Goal ▸ Go through the listing and pick out each line with the word "JSON" in it.
_ _ _ _ _ _ _
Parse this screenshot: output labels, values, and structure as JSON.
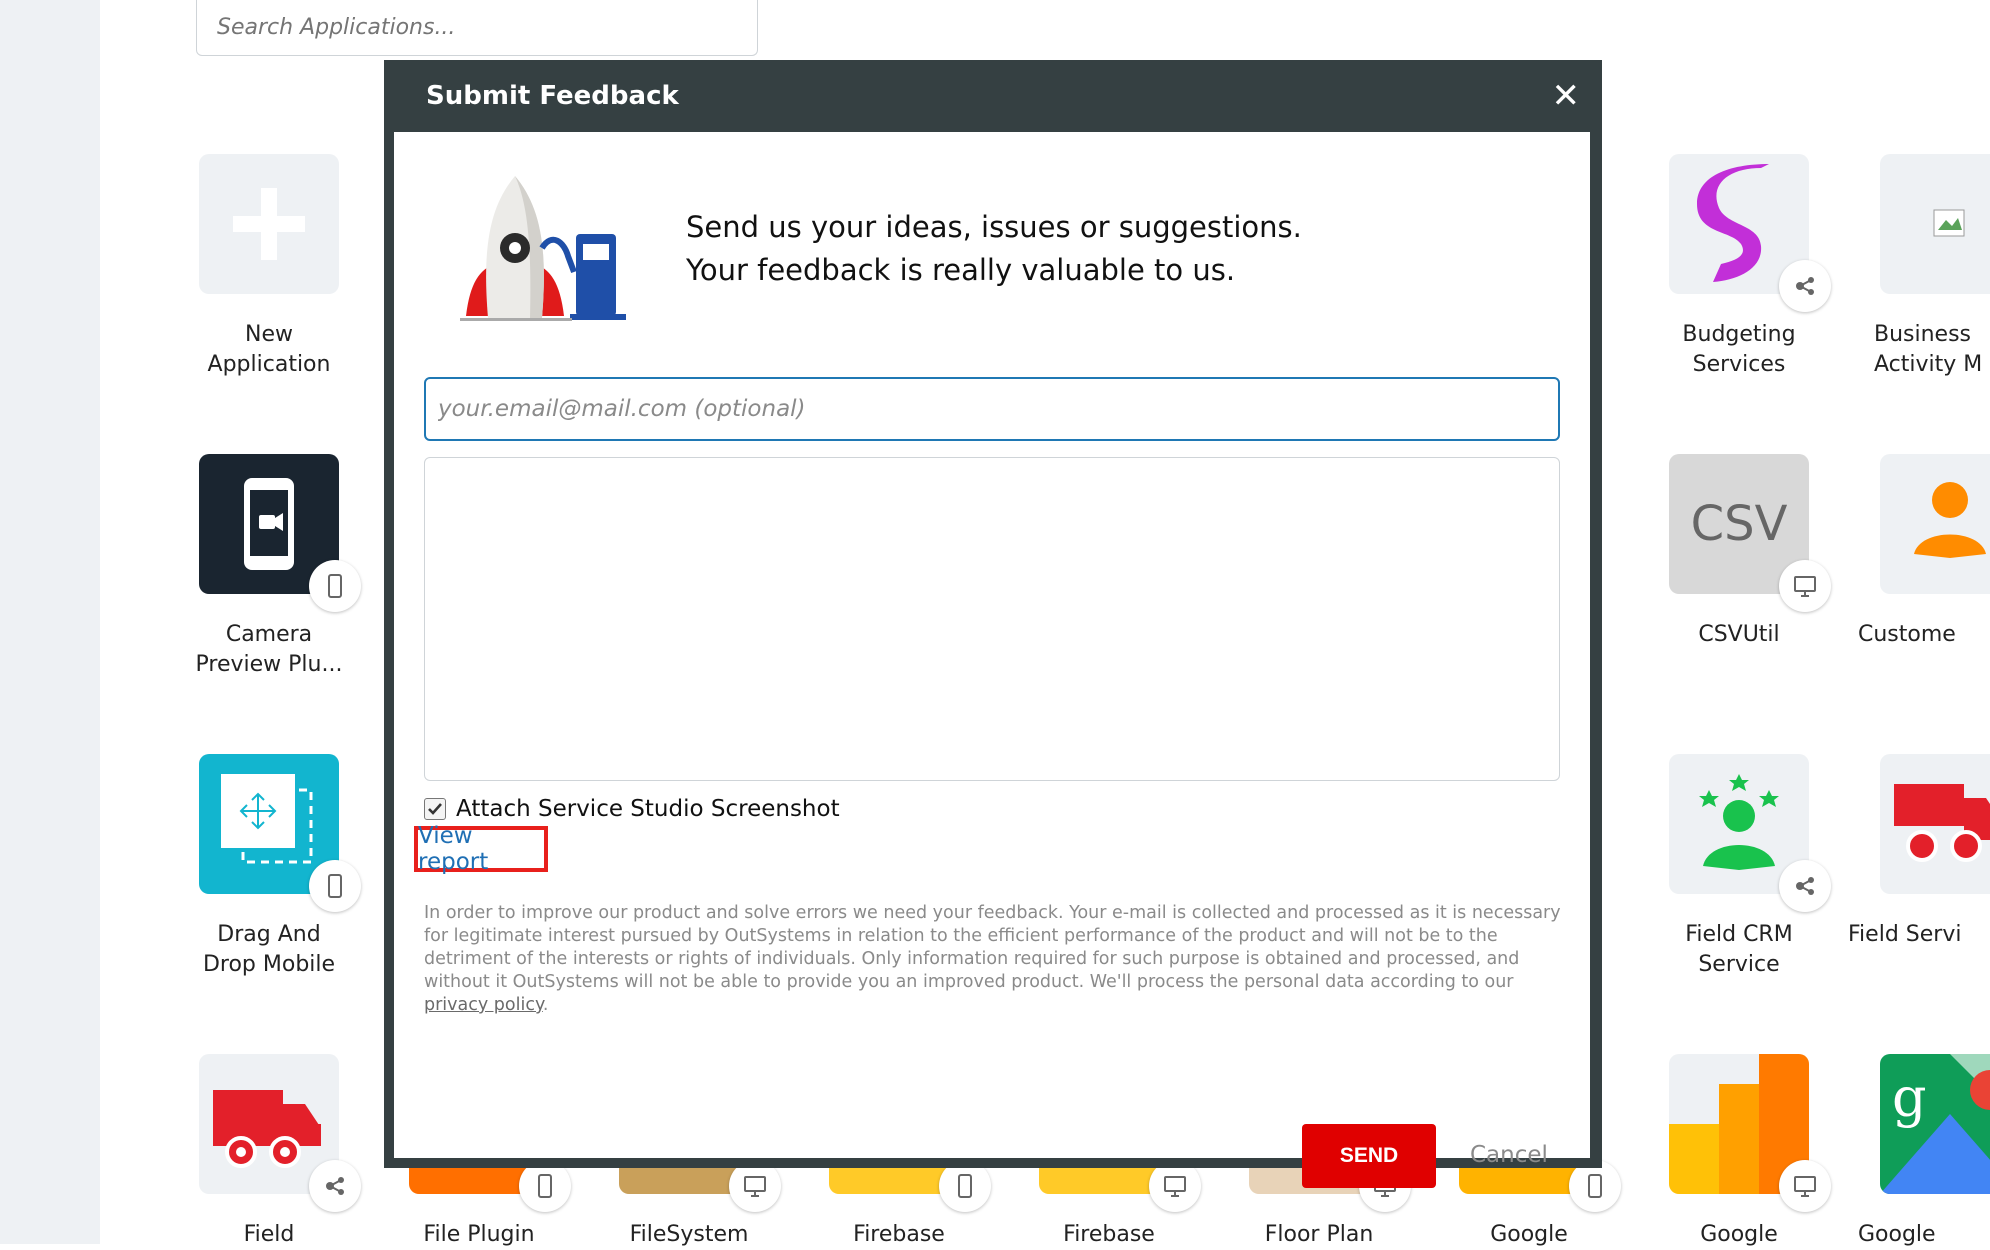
{
  "search": {
    "placeholder": "Search Applications..."
  },
  "apps": {
    "new_application": "New\nApplication",
    "camera_preview": "Camera\nPreview Plu...",
    "drag_and_drop": "Drag And\nDrop Mobile",
    "field_left": "Field",
    "file_plugin": "File Plugin",
    "filesystem": "FileSystem",
    "firebase_1": "Firebase",
    "firebase_2": "Firebase",
    "floor_plan": "Floor Plan",
    "google_1": "Google",
    "google_2": "Google",
    "google_3": "Google",
    "budgeting_services": "Budgeting\nServices",
    "business_activity": "Business\nActivity M",
    "csvutil": "CSVUtil",
    "csv_tile_text": "CSV",
    "customer": "Custome",
    "field_crm": "Field CRM\nService",
    "field_service": "Field Servi"
  },
  "modal": {
    "title": "Submit Feedback",
    "close": "✕",
    "intro_line1": "Send us your ideas, issues or suggestions.",
    "intro_line2": "Your feedback is really valuable to us.",
    "email_placeholder": "your.email@mail.com (optional)",
    "email_value": "",
    "message_value": "",
    "attach_label": "Attach Service Studio Screenshot",
    "attach_checked": true,
    "view_report": "View report",
    "legal_text": "In order to improve our product and solve errors we need your feedback. Your e-mail is collected and processed as it is necessary for legitimate interest pursued by OutSystems in relation to the efficient performance of the product and will not be to the detriment of the interests or rights of individuals. Only information required for such purpose is obtained and processed, and without it OutSystems will not be able to provide you an improved product. We'll process the personal data according to our ",
    "privacy_link": "privacy policy",
    "legal_end": ".",
    "send": "SEND",
    "cancel": "Cancel"
  },
  "colors": {
    "modal_header": "#354042",
    "send_button": "#e00000",
    "highlight_box": "#e8201c",
    "link": "#1f6fb4",
    "email_border": "#1f78b4"
  }
}
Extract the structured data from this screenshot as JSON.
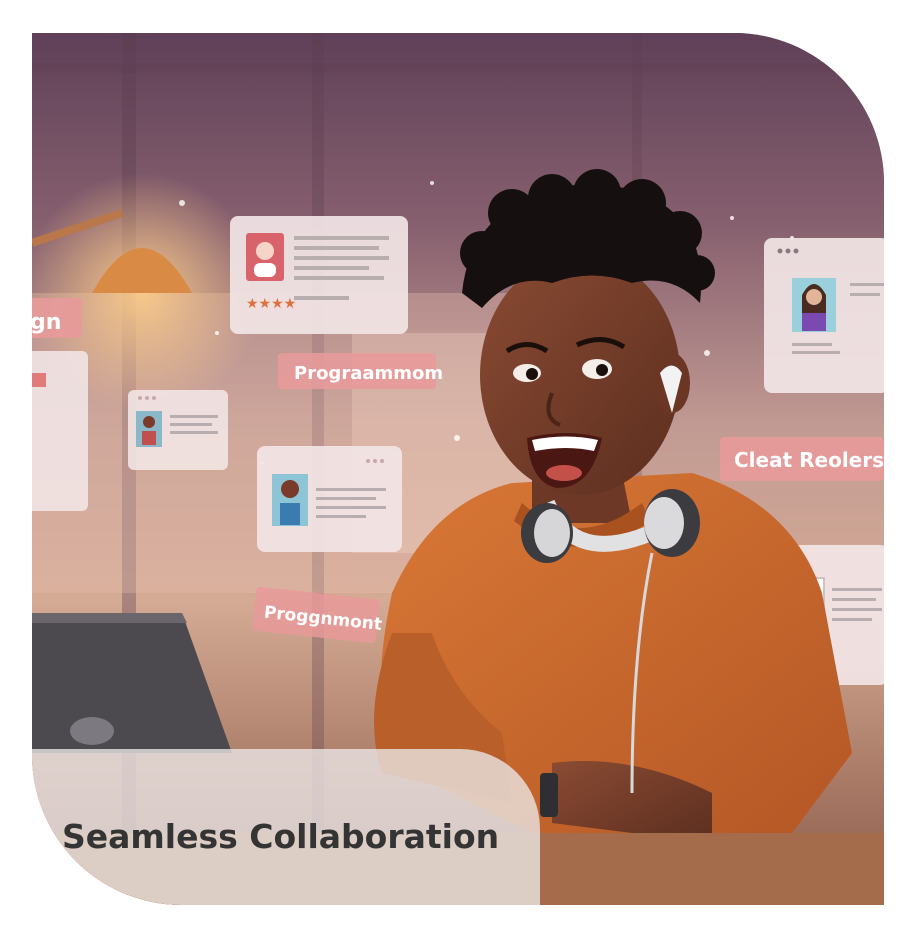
_ _ _ _ _ _ _
Correct output ▸
Parse this screenshot: output labels, values, and structure as JSON.
Extract the structured data from this screenshot as JSON.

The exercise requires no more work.